[Stored data]
···
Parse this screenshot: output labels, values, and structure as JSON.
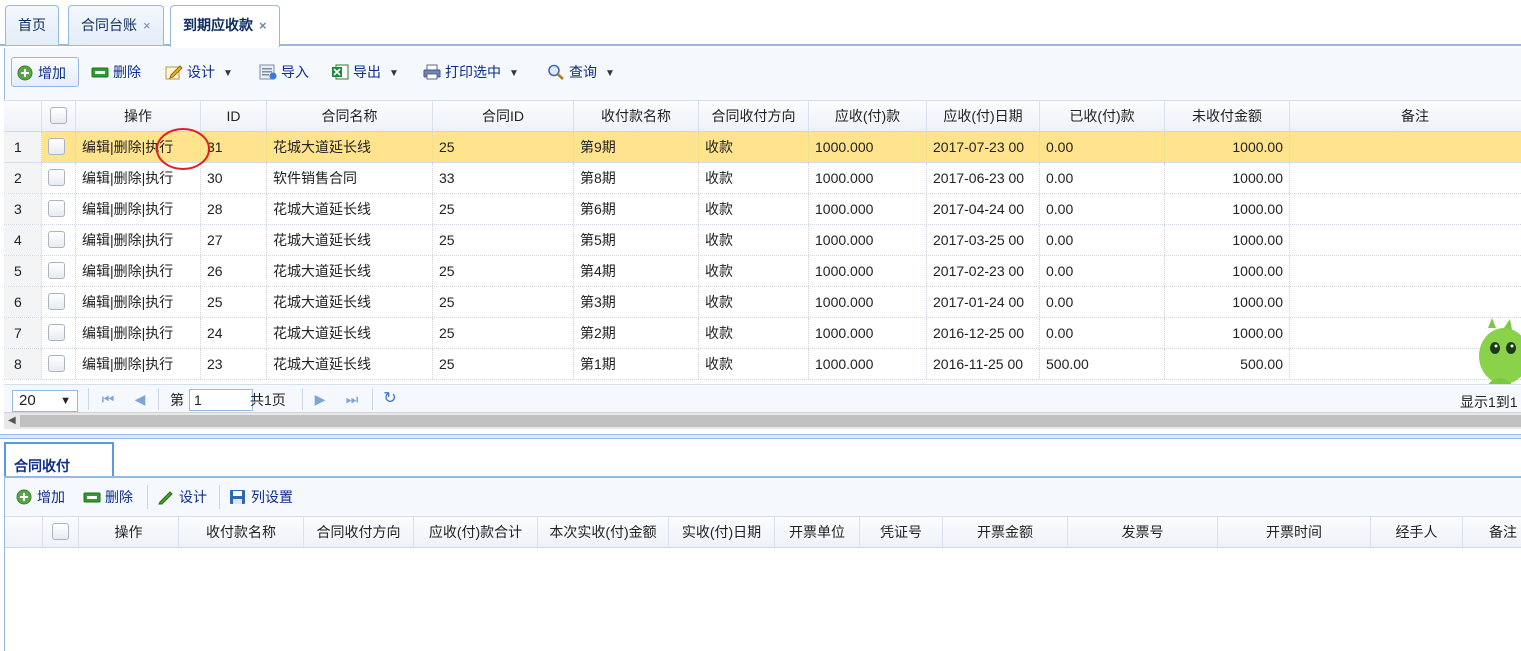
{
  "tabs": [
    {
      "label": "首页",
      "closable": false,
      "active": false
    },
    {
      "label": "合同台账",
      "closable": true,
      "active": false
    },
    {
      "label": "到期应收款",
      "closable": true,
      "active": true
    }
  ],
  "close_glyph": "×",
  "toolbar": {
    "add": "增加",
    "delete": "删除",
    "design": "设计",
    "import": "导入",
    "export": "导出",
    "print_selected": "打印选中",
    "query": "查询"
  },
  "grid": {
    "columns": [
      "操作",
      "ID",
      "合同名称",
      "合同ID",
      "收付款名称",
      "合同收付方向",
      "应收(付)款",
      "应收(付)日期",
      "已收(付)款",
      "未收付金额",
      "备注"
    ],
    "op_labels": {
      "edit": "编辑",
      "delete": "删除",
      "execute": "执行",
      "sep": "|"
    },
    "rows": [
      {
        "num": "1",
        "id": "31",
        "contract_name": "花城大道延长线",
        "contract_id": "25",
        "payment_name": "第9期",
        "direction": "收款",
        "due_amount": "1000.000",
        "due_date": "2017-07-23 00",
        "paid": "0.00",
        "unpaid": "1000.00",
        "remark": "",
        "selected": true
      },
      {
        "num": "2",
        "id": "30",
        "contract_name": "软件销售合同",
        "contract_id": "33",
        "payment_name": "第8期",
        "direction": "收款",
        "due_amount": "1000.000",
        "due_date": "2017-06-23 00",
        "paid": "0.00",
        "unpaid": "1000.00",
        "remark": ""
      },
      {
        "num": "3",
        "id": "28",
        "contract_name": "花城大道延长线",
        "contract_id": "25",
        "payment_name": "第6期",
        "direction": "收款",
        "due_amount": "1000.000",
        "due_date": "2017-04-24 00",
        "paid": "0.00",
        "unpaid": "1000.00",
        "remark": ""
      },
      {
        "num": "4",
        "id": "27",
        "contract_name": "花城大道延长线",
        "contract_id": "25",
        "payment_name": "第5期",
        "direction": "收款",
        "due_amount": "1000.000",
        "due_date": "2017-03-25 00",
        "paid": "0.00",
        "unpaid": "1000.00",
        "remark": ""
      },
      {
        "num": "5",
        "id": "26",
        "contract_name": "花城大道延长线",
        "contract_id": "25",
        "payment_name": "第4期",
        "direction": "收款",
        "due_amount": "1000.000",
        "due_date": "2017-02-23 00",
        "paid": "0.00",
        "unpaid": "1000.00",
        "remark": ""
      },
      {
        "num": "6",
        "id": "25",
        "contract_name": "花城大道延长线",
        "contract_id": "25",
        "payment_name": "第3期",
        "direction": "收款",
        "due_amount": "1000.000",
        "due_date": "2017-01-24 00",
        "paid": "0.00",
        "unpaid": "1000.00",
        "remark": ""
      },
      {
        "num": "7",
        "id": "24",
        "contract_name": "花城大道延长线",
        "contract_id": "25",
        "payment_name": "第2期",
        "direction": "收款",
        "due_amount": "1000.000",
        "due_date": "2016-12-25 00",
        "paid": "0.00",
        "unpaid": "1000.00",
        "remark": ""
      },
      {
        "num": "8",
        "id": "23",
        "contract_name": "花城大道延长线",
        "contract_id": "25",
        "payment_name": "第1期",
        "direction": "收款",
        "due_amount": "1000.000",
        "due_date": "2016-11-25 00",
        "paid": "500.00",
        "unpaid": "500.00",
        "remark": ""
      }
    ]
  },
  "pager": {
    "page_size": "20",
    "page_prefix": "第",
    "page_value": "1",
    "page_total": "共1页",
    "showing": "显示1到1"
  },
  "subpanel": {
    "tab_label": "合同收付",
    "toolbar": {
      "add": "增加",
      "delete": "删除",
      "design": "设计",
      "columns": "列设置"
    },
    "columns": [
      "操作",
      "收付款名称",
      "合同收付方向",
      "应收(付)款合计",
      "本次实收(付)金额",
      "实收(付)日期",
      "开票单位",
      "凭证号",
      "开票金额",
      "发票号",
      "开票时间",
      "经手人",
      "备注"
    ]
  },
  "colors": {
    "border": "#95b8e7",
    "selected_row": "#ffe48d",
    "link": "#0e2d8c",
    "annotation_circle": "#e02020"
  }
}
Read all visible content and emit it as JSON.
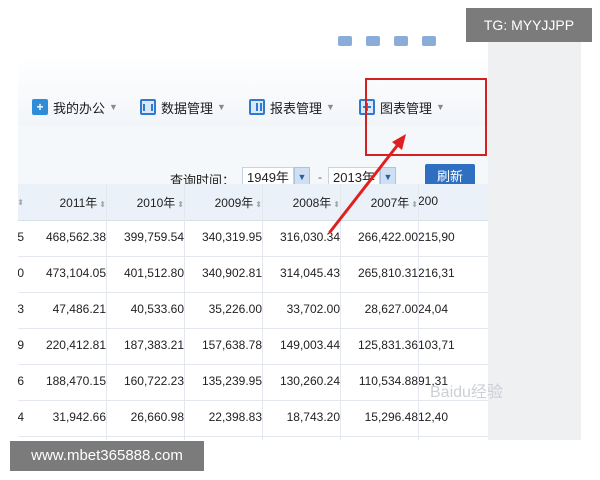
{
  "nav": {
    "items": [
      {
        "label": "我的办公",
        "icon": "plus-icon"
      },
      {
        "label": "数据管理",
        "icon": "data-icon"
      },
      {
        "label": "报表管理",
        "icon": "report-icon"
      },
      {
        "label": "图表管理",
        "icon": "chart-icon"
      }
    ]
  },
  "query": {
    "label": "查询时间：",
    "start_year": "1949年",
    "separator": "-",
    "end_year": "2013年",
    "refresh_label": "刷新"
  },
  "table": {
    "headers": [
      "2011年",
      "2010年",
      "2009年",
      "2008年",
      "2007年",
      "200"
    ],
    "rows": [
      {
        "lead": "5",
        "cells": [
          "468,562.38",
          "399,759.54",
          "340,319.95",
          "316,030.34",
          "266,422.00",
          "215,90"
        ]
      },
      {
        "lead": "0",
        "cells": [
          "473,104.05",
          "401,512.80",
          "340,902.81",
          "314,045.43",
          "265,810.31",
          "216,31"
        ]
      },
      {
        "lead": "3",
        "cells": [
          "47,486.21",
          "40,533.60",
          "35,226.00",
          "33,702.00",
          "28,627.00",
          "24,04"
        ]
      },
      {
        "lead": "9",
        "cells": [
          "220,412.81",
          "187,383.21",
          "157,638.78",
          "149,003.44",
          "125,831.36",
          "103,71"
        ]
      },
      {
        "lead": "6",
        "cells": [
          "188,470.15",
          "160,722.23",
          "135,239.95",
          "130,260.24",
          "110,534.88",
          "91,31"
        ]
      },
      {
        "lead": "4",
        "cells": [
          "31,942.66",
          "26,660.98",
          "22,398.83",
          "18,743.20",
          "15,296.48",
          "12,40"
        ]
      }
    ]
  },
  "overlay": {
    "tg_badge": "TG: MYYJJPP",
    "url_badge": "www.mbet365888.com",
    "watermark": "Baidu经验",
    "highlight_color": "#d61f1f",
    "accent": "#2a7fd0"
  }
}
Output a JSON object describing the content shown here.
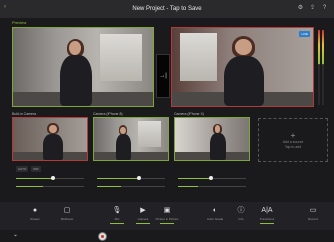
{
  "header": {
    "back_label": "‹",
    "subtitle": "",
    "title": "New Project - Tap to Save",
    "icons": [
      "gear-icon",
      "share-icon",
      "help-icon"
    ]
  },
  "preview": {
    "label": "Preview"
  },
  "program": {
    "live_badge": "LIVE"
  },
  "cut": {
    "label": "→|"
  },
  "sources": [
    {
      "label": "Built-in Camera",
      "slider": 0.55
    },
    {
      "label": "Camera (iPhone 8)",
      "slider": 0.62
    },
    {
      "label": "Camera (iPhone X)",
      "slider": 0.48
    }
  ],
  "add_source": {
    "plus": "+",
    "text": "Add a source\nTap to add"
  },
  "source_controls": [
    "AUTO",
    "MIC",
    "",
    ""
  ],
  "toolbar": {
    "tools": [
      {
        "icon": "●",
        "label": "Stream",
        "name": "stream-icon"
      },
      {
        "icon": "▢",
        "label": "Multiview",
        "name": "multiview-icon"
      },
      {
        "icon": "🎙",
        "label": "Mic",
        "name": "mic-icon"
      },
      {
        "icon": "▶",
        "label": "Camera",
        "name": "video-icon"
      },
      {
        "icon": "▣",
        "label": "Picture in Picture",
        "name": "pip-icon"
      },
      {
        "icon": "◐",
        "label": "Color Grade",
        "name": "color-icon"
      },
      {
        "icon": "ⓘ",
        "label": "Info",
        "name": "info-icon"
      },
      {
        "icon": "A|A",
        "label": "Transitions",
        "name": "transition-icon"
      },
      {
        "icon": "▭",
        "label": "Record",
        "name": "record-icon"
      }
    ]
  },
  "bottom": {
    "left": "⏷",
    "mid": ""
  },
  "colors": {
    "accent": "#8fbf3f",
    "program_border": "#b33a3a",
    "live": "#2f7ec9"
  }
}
···
- _WHAT IS BEING ASKED_
Pick out each line in the material containing "content".

- _RESULT OF THE TASK_
Read all visible content and emit it as JSON.
Output a JSON object describing the content shown here.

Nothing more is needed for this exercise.